[START OF Input rows]

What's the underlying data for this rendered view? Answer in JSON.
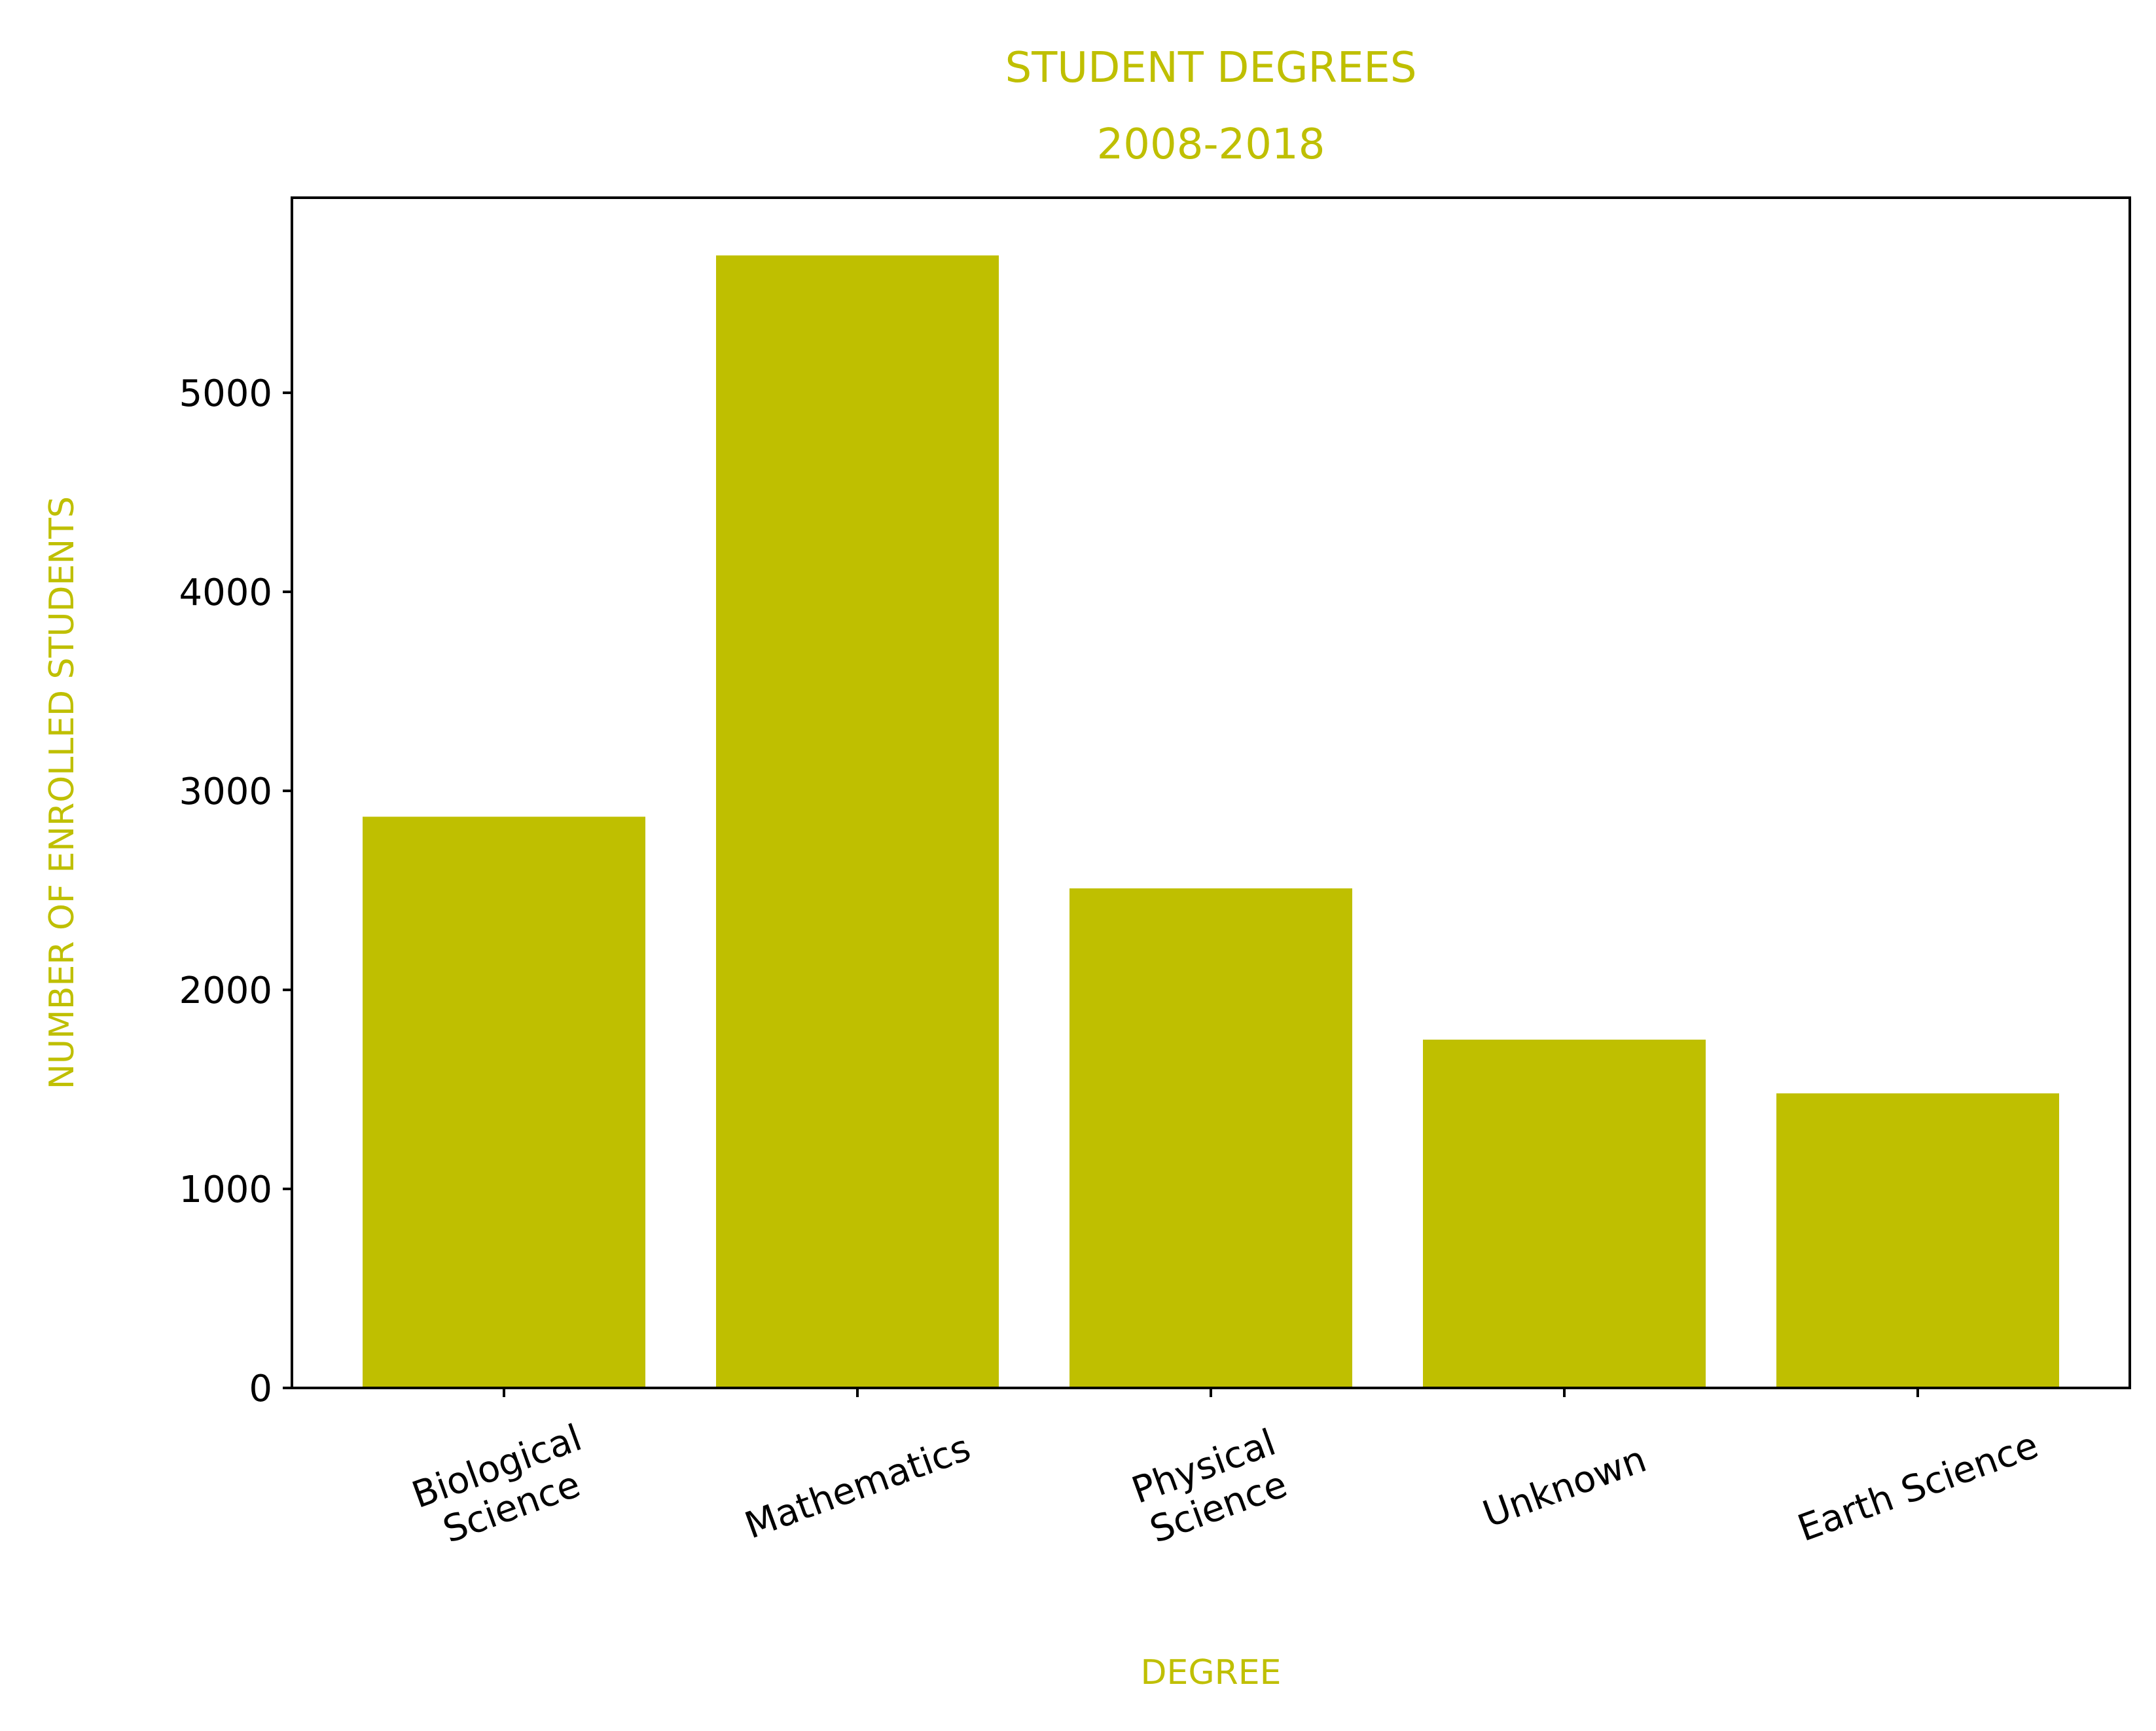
{
  "chart_data": {
    "type": "bar",
    "title": [
      "STUDENT DEGREES",
      "2008-2018"
    ],
    "xlabel": "DEGREE",
    "ylabel": "NUMBER OF ENROLLED STUDENTS",
    "categories": [
      [
        "Biological",
        "Science"
      ],
      [
        "Mathematics"
      ],
      [
        "Physical",
        "Science"
      ],
      [
        "Unknown"
      ],
      [
        "Earth Science"
      ]
    ],
    "values": [
      2870,
      5690,
      2510,
      1750,
      1480
    ],
    "ylim": [
      0,
      5980
    ],
    "yticks": [
      0,
      1000,
      2000,
      3000,
      4000,
      5000
    ],
    "grid": false,
    "legend": "none",
    "tick_label_rotation_deg": -20,
    "colors": {
      "bar": "#bfbf00",
      "label": "#bfbf00",
      "axis": "#000000"
    }
  }
}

[END OF Input rows]

▸ **Stated goal**
Leave the pictures out and output the rest of the listing exactly.

▸ **Correct result**
What's the underlying data for this rendered view? Answer in JSON.
{
  "chart_data": {
    "type": "bar",
    "title": [
      "STUDENT DEGREES",
      "2008-2018"
    ],
    "xlabel": "DEGREE",
    "ylabel": "NUMBER OF ENROLLED STUDENTS",
    "categories": [
      [
        "Biological",
        "Science"
      ],
      [
        "Mathematics"
      ],
      [
        "Physical",
        "Science"
      ],
      [
        "Unknown"
      ],
      [
        "Earth Science"
      ]
    ],
    "values": [
      2870,
      5690,
      2510,
      1750,
      1480
    ],
    "ylim": [
      0,
      5980
    ],
    "yticks": [
      0,
      1000,
      2000,
      3000,
      4000,
      5000
    ],
    "grid": false,
    "legend": "none",
    "tick_label_rotation_deg": -20,
    "colors": {
      "bar": "#bfbf00",
      "label": "#bfbf00",
      "axis": "#000000"
    }
  }
}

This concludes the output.